%%

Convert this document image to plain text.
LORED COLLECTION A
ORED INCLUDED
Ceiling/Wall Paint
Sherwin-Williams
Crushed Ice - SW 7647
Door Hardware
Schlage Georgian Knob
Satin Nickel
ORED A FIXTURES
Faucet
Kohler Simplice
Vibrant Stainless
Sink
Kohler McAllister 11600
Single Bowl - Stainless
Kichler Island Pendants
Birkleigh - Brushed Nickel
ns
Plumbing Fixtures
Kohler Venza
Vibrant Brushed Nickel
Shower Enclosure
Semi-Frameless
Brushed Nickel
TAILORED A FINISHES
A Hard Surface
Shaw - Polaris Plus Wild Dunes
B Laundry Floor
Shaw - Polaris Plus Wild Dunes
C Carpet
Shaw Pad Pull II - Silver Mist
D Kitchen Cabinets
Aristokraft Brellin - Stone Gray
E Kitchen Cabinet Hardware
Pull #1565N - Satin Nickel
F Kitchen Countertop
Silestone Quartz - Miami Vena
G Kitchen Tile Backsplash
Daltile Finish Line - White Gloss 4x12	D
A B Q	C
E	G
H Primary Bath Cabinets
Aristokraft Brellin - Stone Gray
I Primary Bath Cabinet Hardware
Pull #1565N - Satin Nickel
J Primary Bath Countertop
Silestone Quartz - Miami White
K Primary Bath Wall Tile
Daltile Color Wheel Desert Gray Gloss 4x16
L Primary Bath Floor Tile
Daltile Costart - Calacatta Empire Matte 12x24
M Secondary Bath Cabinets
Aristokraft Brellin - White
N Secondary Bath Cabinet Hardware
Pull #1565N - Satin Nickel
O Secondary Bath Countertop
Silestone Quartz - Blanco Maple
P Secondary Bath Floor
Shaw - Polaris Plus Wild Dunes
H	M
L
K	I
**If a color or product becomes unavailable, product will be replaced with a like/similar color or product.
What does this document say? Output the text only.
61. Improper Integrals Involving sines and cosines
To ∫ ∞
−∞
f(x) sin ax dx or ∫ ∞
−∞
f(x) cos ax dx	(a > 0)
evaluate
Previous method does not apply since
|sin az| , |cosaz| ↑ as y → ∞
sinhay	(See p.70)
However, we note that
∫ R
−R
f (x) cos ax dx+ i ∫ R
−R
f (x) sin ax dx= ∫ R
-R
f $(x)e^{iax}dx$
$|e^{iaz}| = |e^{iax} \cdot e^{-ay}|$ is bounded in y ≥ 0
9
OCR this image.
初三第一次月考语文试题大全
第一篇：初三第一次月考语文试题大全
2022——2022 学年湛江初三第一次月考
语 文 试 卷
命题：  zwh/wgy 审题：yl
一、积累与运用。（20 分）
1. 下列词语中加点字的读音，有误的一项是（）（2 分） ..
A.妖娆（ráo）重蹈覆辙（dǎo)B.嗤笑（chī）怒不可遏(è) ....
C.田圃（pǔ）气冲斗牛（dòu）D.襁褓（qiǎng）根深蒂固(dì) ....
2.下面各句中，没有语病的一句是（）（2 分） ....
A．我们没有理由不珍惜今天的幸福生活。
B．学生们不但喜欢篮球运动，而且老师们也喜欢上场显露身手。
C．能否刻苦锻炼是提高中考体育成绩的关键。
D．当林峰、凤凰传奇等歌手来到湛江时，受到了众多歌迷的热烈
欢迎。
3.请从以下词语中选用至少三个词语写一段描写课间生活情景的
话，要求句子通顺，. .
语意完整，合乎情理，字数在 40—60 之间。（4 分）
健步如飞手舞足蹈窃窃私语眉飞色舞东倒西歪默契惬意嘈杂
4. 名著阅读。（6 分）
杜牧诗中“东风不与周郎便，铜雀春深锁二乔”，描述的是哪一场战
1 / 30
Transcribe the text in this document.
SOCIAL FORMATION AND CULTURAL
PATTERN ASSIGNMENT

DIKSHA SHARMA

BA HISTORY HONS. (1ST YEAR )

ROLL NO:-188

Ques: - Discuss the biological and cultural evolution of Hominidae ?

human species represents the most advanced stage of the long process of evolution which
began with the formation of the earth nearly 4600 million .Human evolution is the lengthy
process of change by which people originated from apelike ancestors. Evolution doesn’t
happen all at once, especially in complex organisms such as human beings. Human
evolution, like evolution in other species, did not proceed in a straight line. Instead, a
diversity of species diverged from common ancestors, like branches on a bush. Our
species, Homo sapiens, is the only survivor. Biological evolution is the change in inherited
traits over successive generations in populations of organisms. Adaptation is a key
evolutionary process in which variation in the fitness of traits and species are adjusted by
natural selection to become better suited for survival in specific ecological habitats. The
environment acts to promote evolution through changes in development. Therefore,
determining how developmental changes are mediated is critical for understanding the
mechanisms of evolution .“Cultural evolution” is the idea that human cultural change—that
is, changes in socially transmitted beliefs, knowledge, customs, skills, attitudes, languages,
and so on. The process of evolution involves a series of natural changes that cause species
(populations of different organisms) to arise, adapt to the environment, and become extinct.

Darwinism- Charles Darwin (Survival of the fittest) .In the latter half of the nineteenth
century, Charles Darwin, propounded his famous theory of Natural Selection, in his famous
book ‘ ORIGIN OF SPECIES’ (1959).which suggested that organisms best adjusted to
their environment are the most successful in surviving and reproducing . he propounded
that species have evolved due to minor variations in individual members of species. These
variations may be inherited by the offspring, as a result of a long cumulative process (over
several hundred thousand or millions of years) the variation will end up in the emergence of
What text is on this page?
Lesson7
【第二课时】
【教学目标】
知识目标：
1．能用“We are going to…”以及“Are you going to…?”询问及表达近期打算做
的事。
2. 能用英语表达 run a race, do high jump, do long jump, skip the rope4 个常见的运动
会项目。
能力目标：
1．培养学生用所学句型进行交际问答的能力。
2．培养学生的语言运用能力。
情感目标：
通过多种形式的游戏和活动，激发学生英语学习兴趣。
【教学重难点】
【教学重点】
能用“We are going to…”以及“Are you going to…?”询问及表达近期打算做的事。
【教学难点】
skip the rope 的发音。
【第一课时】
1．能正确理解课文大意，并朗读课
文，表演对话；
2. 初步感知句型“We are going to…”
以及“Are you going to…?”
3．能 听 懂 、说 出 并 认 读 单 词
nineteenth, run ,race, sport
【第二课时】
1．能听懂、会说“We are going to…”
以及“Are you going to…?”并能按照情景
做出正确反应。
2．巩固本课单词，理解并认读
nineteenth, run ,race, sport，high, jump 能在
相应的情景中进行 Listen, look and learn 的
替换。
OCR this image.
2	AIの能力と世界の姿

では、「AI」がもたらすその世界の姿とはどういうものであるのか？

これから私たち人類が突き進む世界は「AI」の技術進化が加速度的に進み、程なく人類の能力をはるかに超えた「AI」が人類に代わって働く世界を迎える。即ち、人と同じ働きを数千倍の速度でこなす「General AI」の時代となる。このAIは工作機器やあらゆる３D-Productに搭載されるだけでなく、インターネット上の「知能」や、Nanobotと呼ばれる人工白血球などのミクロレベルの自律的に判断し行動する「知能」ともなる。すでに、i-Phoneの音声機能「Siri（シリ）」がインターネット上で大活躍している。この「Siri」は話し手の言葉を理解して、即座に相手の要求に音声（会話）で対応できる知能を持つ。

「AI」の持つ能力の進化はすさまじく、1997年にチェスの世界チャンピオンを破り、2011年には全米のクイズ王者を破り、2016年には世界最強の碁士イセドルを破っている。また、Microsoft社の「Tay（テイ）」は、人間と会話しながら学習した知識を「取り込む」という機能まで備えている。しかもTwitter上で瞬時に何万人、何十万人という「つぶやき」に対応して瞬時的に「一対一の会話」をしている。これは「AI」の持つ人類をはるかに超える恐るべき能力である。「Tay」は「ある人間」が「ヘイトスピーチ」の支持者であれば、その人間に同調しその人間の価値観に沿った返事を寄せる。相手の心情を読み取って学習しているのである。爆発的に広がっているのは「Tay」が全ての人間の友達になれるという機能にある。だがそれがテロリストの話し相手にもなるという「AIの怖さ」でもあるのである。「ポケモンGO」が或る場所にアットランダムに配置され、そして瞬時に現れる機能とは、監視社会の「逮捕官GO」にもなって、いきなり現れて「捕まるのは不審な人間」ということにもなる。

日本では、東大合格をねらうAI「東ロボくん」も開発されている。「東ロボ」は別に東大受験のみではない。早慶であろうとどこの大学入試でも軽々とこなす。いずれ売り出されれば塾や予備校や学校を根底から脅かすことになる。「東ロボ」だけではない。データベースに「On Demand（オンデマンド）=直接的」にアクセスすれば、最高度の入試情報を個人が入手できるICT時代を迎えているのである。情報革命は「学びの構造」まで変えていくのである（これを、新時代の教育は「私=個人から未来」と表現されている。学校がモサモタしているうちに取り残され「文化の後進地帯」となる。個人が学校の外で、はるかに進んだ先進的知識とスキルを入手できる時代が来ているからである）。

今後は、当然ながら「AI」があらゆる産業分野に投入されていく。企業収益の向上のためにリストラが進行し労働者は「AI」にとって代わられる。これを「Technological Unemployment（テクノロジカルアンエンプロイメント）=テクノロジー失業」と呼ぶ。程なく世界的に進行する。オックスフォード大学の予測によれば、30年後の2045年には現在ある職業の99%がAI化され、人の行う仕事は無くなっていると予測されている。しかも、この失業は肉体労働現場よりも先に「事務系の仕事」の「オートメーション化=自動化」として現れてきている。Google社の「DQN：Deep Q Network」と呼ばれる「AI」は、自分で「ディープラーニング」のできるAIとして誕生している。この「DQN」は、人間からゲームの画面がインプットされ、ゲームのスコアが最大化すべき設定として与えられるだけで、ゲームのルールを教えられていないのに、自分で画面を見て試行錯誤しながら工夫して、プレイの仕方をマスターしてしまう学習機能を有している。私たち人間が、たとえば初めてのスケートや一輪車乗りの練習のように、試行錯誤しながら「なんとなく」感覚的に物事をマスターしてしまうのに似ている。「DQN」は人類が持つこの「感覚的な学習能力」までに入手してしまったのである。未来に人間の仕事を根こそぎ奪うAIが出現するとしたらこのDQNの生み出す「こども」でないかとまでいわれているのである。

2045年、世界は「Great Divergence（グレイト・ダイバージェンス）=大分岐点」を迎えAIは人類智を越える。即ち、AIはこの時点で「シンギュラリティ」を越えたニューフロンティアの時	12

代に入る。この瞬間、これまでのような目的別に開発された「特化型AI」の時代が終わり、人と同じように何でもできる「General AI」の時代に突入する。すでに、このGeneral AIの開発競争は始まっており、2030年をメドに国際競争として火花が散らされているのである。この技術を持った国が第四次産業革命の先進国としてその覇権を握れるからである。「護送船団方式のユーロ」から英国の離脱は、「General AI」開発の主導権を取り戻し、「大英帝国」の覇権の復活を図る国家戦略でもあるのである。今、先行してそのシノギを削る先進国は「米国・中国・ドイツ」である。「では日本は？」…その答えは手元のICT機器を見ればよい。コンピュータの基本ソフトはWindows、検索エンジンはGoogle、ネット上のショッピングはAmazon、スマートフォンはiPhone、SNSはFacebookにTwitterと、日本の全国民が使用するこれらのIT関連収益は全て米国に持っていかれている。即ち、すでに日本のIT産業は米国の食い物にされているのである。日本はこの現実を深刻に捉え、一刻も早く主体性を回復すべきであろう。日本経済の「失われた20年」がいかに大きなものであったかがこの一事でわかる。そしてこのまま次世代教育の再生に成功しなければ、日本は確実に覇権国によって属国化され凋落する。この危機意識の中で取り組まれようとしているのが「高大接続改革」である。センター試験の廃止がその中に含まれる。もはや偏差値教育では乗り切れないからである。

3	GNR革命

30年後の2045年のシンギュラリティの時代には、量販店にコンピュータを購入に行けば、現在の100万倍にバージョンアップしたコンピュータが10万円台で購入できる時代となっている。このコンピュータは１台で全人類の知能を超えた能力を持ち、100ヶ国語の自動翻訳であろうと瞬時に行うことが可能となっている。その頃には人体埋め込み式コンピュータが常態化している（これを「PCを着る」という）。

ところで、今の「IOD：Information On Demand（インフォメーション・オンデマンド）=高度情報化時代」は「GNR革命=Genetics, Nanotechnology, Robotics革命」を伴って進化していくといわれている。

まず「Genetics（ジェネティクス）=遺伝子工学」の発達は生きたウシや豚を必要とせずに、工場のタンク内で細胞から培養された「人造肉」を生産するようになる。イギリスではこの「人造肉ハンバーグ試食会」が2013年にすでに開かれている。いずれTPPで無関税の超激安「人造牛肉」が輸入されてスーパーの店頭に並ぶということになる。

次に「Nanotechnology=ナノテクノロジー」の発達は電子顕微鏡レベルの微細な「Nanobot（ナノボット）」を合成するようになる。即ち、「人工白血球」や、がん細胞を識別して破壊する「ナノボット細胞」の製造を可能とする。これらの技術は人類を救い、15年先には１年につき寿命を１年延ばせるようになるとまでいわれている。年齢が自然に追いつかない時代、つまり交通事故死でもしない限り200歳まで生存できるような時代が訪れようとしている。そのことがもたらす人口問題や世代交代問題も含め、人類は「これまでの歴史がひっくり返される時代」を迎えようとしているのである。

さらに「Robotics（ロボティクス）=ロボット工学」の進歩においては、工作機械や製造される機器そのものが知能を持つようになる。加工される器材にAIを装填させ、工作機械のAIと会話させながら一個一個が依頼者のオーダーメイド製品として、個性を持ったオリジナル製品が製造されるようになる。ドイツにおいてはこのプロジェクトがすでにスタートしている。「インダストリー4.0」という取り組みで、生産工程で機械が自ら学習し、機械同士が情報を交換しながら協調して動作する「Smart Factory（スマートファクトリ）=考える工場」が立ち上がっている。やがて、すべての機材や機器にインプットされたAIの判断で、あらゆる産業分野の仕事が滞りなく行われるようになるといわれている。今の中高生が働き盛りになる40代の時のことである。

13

%%

§ **Stated task**: Gather all lines from the records above in which "Quartz" appears.

§ **Response to this exercise**:
Silestone Quartz - Miami Vena
Silestone Quartz - Miami White
Silestone Quartz - Blanco Maple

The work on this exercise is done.